YOUR INSTRUCTIONS: Each line that includes "baseline" counts once; give the total and nothing besides.

MATERIAL PROVIDED:
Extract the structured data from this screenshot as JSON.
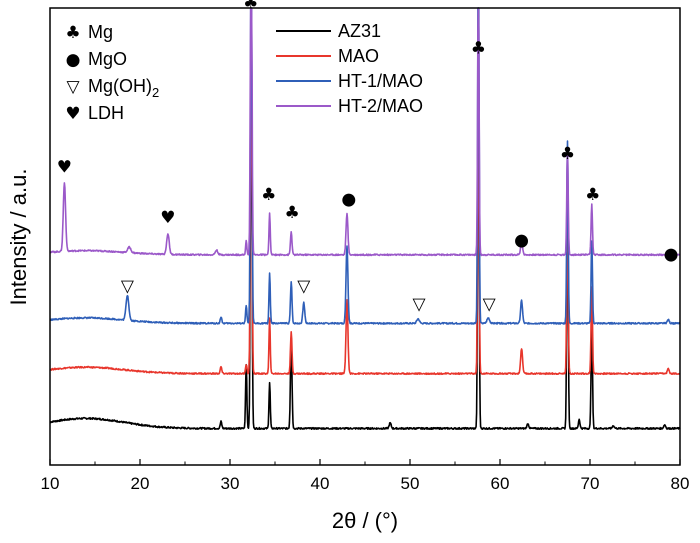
{
  "chart_data": {
    "type": "line",
    "title": "",
    "xlabel": "2θ / (°)",
    "ylabel": "Intensity / a.u.",
    "xlim": [
      10,
      80
    ],
    "ylim": [
      0,
      100
    ],
    "x_ticks": [
      "10",
      "20",
      "30",
      "40",
      "50",
      "60",
      "70",
      "80"
    ],
    "grid": false,
    "legend_position": "top-center",
    "series": [
      {
        "name": "AZ31",
        "color": "#000000",
        "baseline": 8,
        "noise": 0.35,
        "hump": 2.2,
        "peaks": [
          [
            29.0,
            1.5,
            0.12
          ],
          [
            31.8,
            14,
            0.1
          ],
          [
            32.35,
            86,
            0.12
          ],
          [
            34.4,
            10,
            0.1
          ],
          [
            36.8,
            20,
            0.12
          ],
          [
            47.8,
            1.2,
            0.15
          ],
          [
            57.6,
            88,
            0.11
          ],
          [
            63.1,
            1,
            0.15
          ],
          [
            67.5,
            58,
            0.11
          ],
          [
            68.8,
            2,
            0.12
          ],
          [
            70.2,
            23,
            0.11
          ],
          [
            72.6,
            0.6,
            0.15
          ],
          [
            78.3,
            0.8,
            0.15
          ]
        ]
      },
      {
        "name": "MAO",
        "color": "#e8362c",
        "baseline": 20,
        "noise": 0.3,
        "hump": 1.4,
        "peaks": [
          [
            29.0,
            1.5,
            0.12
          ],
          [
            31.8,
            2,
            0.12
          ],
          [
            32.35,
            80,
            0.12
          ],
          [
            34.4,
            12,
            0.1
          ],
          [
            36.8,
            9,
            0.12
          ],
          [
            43.0,
            16,
            0.15
          ],
          [
            57.6,
            70,
            0.11
          ],
          [
            62.4,
            5.5,
            0.15
          ],
          [
            67.5,
            40,
            0.11
          ],
          [
            70.2,
            19,
            0.11
          ],
          [
            78.7,
            1,
            0.15
          ]
        ]
      },
      {
        "name": "HT-1/MAO",
        "color": "#2f5fb8",
        "baseline": 31,
        "noise": 0.3,
        "hump": 1.2,
        "peaks": [
          [
            18.6,
            5.5,
            0.22
          ],
          [
            29.0,
            1.4,
            0.12
          ],
          [
            31.8,
            4,
            0.1
          ],
          [
            32.35,
            84,
            0.12
          ],
          [
            34.4,
            11,
            0.1
          ],
          [
            36.8,
            9,
            0.12
          ],
          [
            38.2,
            4.5,
            0.15
          ],
          [
            43.0,
            17,
            0.15
          ],
          [
            50.9,
            1,
            0.2
          ],
          [
            57.6,
            85,
            0.11
          ],
          [
            58.7,
            1.2,
            0.2
          ],
          [
            62.4,
            5,
            0.15
          ],
          [
            67.5,
            40,
            0.11
          ],
          [
            70.2,
            18,
            0.11
          ],
          [
            78.7,
            0.8,
            0.15
          ]
        ]
      },
      {
        "name": "HT-2/MAO",
        "color": "#9b59c9",
        "baseline": 46,
        "noise": 0.3,
        "hump": 0.9,
        "peaks": [
          [
            11.6,
            15,
            0.18
          ],
          [
            18.8,
            1.2,
            0.25
          ],
          [
            23.1,
            4.5,
            0.2
          ],
          [
            28.5,
            1,
            0.2
          ],
          [
            31.8,
            3,
            0.1
          ],
          [
            32.35,
            80,
            0.12
          ],
          [
            34.4,
            9,
            0.1
          ],
          [
            36.8,
            5,
            0.12
          ],
          [
            43.0,
            9,
            0.15
          ],
          [
            57.6,
            60,
            0.11
          ],
          [
            62.4,
            3,
            0.15
          ],
          [
            67.5,
            23,
            0.11
          ],
          [
            70.2,
            11,
            0.11
          ],
          [
            78.7,
            0.8,
            0.15
          ]
        ]
      }
    ],
    "phase_key": [
      {
        "symbol": "♣",
        "label": "Mg"
      },
      {
        "symbol": "●",
        "label": "MgO"
      },
      {
        "symbol": "▽",
        "label": "Mg(OH)",
        "subscript": "2"
      },
      {
        "symbol": "♥",
        "label": "LDH"
      }
    ],
    "peak_markers": [
      {
        "symbol": "♣",
        "x": 32.3,
        "y": 100
      },
      {
        "symbol": "♥",
        "x": 11.6,
        "y": 64
      },
      {
        "symbol": "♥",
        "x": 23.1,
        "y": 53
      },
      {
        "symbol": "♣",
        "x": 34.3,
        "y": 58
      },
      {
        "symbol": "♣",
        "x": 36.9,
        "y": 54
      },
      {
        "symbol": "●",
        "x": 43.2,
        "y": 57
      },
      {
        "symbol": "♣",
        "x": 57.6,
        "y": 90
      },
      {
        "symbol": "♣",
        "x": 67.5,
        "y": 67
      },
      {
        "symbol": "●",
        "x": 62.4,
        "y": 48
      },
      {
        "symbol": "♣",
        "x": 70.3,
        "y": 58
      },
      {
        "symbol": "●",
        "x": 79.0,
        "y": 45
      },
      {
        "symbol": "▽",
        "x": 18.6,
        "y": 38
      },
      {
        "symbol": "▽",
        "x": 38.2,
        "y": 38
      },
      {
        "symbol": "▽",
        "x": 51.0,
        "y": 34
      },
      {
        "symbol": "▽",
        "x": 58.8,
        "y": 34
      }
    ]
  }
}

COMPLETED EXERCISE: 4